## Collection entries
"""

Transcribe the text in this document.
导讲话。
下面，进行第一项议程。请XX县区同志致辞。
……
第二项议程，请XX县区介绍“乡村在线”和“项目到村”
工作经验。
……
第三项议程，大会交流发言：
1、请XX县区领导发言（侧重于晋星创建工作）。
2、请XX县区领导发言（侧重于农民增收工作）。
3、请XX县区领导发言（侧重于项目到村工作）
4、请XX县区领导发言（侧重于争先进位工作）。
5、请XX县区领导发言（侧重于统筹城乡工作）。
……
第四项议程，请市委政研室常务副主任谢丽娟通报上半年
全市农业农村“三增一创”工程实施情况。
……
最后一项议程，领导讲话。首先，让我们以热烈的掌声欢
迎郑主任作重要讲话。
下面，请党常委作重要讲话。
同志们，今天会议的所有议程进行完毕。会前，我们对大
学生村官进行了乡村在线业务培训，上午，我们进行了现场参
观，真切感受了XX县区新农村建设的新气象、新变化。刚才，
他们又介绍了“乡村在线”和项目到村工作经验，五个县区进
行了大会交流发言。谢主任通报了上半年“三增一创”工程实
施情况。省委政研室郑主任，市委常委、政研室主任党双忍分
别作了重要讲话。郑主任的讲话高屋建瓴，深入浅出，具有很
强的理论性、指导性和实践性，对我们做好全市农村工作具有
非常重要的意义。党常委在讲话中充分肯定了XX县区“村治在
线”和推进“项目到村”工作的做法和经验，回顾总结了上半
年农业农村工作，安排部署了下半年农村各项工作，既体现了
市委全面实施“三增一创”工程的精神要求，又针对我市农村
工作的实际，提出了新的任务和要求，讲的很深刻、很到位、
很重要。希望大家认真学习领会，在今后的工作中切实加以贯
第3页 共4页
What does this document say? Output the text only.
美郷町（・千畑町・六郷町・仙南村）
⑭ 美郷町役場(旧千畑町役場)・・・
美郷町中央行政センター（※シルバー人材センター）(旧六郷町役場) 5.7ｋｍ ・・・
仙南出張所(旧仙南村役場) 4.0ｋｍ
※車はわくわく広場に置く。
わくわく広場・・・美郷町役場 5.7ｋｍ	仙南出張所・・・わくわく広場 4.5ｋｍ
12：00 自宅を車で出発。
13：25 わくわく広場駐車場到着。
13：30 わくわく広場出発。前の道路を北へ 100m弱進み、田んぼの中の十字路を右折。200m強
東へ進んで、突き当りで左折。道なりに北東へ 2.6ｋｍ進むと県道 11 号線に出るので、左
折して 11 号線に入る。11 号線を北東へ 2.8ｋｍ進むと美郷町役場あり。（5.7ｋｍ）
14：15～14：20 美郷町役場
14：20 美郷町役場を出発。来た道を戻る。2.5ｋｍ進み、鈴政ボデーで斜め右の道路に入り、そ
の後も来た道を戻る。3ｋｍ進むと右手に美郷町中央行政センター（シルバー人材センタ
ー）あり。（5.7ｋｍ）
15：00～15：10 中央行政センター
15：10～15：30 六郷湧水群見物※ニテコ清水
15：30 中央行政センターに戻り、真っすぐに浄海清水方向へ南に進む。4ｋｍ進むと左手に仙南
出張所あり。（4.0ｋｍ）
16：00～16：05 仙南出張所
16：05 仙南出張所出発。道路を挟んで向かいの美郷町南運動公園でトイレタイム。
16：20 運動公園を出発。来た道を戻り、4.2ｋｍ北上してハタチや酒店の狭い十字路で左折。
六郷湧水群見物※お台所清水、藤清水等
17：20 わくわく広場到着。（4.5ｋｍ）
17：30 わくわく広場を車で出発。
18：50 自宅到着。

"""

## WHAT THE TASK ASKS
List the lines of the entries that include "text".

## OUTPUT BELOW
Transcribe the text in this document.
What does this document say? Output the text only.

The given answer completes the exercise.